* _Work to be completed_:
Pull out each line of the data that includes the word "GOES".

--- START ---

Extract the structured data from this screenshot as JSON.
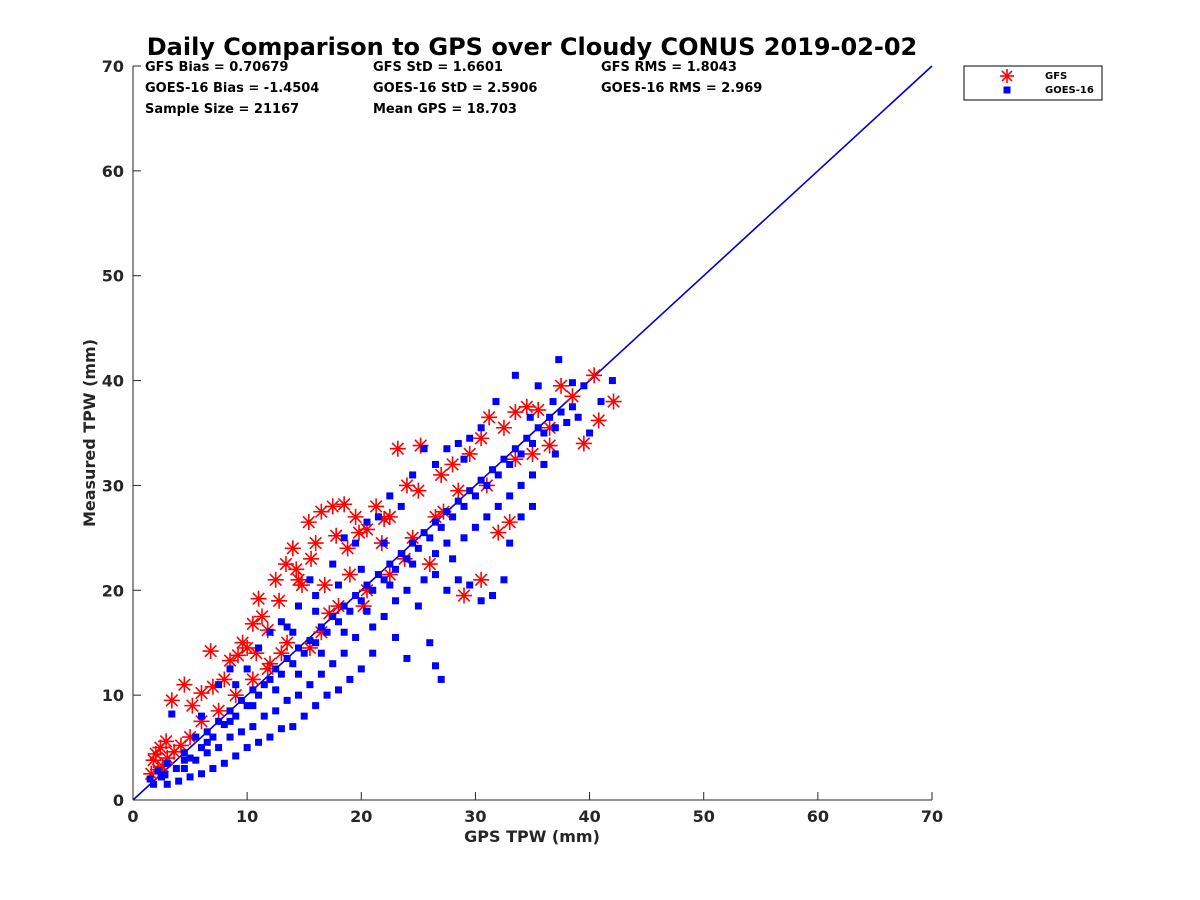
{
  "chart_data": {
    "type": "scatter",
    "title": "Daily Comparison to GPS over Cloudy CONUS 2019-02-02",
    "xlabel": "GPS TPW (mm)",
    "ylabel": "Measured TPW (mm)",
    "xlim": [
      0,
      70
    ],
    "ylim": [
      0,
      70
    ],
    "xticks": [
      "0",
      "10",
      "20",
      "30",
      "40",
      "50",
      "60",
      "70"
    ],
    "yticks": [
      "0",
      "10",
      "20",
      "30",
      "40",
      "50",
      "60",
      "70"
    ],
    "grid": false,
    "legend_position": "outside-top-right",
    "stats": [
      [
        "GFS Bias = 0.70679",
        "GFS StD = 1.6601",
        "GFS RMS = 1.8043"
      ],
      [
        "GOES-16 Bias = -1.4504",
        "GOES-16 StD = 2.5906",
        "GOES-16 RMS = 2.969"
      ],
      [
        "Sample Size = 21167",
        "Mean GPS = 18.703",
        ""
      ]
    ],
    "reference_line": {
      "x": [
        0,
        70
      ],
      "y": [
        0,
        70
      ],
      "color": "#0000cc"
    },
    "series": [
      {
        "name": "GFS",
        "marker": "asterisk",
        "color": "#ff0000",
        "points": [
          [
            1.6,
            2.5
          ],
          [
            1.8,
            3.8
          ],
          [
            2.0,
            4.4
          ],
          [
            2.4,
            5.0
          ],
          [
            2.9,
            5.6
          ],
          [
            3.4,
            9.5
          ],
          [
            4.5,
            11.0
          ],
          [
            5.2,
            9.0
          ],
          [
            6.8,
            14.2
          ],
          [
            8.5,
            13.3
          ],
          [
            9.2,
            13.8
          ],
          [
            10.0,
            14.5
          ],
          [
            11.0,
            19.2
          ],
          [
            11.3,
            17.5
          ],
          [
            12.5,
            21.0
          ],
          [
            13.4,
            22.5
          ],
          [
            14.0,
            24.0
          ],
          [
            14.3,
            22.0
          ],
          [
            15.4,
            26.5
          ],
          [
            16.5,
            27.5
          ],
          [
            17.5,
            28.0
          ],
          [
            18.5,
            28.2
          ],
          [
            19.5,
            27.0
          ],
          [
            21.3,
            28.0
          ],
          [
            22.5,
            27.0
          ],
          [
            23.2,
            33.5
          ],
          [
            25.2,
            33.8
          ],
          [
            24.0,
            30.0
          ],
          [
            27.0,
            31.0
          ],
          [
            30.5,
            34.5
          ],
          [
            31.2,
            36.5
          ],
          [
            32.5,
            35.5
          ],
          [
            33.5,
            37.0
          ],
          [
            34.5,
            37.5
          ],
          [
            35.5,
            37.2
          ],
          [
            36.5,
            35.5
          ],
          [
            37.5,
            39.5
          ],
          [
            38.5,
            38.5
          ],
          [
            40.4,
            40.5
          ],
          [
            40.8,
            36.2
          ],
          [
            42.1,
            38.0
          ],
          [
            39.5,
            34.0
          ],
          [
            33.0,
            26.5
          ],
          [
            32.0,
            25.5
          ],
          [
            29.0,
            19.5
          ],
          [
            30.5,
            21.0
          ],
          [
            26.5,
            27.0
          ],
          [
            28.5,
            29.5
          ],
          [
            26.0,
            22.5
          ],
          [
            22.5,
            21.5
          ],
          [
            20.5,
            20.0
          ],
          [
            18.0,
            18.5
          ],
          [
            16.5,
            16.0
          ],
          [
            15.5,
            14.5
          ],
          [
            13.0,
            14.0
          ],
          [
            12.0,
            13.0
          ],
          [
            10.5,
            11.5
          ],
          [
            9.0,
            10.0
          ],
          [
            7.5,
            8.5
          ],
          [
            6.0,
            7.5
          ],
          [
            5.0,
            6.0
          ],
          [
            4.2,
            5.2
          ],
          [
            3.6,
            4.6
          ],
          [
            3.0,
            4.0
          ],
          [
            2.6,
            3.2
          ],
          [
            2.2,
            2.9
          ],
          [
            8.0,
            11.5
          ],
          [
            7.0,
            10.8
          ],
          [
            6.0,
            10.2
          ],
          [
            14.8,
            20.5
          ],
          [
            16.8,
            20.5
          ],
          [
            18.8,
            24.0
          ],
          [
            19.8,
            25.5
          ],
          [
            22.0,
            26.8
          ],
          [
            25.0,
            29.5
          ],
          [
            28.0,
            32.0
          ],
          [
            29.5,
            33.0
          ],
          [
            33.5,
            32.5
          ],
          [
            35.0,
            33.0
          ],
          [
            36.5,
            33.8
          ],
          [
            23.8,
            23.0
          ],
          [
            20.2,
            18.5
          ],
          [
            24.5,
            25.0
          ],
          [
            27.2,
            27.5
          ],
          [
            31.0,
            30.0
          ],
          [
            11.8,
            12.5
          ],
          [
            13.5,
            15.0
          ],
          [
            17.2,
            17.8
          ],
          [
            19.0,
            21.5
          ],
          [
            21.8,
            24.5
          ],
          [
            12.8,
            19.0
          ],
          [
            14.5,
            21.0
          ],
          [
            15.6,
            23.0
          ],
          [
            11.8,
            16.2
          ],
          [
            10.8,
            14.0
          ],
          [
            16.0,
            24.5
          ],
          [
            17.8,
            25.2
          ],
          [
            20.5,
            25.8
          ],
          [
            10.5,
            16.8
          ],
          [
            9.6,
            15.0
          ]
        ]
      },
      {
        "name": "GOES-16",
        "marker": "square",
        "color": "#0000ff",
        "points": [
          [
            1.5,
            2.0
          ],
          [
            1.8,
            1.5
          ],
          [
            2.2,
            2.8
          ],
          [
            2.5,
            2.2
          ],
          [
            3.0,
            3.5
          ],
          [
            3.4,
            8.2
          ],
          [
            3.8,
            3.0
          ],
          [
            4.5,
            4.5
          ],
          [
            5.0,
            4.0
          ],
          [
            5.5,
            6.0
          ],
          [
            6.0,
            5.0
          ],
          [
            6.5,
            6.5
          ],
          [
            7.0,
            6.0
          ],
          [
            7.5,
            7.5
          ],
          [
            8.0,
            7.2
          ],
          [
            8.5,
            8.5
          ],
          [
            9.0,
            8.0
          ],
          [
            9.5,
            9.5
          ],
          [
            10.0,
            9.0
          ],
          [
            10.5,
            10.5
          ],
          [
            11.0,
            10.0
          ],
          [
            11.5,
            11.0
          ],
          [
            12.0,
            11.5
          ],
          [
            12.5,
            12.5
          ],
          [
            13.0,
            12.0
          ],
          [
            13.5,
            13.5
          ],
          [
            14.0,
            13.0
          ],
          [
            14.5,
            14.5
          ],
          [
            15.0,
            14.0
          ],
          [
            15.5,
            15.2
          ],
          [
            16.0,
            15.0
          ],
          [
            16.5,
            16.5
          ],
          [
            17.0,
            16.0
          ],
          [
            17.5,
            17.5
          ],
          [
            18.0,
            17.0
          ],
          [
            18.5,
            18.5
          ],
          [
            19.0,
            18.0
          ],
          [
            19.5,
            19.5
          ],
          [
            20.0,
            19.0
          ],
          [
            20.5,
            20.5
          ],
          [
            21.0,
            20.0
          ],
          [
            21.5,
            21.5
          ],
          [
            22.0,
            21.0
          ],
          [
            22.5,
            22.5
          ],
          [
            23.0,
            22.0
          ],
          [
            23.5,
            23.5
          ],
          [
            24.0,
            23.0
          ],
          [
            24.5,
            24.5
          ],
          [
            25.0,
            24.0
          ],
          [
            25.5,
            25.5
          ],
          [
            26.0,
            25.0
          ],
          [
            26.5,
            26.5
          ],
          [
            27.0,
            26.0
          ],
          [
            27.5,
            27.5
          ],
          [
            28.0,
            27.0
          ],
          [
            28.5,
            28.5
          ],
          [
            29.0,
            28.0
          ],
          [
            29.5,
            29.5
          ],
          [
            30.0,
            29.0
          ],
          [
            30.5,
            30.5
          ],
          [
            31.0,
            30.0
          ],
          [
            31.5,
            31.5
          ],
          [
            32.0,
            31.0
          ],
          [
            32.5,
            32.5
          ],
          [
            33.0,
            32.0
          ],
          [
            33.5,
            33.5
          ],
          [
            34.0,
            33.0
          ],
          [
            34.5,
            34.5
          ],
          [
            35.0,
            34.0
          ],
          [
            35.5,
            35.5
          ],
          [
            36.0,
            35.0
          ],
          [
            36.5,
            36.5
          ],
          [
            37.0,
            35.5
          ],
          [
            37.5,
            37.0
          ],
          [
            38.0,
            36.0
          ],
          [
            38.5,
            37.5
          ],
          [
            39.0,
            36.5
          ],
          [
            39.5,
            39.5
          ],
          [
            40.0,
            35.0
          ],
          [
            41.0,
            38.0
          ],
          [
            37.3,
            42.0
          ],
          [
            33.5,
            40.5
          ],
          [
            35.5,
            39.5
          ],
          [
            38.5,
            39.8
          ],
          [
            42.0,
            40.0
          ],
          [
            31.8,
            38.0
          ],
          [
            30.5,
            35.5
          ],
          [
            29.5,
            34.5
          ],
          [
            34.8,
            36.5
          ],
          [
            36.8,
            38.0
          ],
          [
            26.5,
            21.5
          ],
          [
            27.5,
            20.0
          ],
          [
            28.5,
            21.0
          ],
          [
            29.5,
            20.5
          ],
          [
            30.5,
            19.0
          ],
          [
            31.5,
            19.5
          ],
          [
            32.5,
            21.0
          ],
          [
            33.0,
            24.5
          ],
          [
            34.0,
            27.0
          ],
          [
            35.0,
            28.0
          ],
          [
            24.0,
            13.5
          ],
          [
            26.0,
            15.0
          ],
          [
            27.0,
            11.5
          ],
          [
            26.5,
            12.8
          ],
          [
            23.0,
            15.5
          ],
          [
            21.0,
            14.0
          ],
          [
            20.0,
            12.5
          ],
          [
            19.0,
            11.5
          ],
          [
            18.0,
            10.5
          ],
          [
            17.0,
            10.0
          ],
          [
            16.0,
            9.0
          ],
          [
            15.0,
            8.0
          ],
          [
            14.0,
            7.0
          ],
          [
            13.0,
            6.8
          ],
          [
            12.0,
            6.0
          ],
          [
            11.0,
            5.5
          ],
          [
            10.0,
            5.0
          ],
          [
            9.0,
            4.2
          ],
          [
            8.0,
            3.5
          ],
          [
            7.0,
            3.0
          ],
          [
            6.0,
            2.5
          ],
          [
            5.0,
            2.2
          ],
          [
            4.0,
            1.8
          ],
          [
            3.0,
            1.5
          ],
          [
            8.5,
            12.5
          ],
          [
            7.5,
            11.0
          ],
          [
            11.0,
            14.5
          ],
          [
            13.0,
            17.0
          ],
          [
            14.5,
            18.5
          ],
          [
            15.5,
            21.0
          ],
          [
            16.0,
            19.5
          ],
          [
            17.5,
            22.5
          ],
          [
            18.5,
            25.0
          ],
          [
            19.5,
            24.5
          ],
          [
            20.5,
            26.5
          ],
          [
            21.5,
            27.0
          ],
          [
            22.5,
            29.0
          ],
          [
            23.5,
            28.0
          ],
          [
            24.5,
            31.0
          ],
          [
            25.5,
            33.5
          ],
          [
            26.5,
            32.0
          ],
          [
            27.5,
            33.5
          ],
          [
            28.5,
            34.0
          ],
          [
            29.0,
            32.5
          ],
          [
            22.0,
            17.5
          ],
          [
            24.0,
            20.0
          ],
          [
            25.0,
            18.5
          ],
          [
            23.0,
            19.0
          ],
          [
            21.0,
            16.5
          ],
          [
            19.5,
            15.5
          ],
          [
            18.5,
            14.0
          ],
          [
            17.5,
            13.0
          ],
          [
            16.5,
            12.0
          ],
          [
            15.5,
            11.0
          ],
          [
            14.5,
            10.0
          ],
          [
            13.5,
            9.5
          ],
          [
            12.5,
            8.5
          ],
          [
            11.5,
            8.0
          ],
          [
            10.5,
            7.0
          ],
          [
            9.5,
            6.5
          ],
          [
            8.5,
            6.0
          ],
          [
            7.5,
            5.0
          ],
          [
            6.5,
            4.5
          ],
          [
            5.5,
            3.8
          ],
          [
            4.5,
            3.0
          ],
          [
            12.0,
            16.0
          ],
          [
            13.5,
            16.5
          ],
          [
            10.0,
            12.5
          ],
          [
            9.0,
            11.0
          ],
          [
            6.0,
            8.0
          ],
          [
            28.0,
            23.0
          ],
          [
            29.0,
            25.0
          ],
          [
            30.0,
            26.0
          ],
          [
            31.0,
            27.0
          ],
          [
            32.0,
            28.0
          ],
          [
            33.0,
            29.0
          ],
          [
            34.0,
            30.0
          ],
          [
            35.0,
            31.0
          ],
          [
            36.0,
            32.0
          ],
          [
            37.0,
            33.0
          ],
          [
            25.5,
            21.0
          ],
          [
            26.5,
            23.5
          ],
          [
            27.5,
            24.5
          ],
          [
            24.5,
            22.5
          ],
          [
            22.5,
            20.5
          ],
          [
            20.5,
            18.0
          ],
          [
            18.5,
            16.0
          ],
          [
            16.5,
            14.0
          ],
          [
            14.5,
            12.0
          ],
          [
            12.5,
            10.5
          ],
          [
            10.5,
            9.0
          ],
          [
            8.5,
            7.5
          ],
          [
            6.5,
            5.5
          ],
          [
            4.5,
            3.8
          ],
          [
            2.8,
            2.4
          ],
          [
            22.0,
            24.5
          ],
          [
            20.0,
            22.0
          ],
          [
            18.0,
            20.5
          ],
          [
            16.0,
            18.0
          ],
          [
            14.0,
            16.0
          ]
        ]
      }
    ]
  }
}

--- END ---

* _Result of the exercise_:
        "GOES-16 Bias = -1.4504",
        "GOES-16 StD = 2.5906",
        "GOES-16 RMS = 2.969"
        "name": "GOES-16",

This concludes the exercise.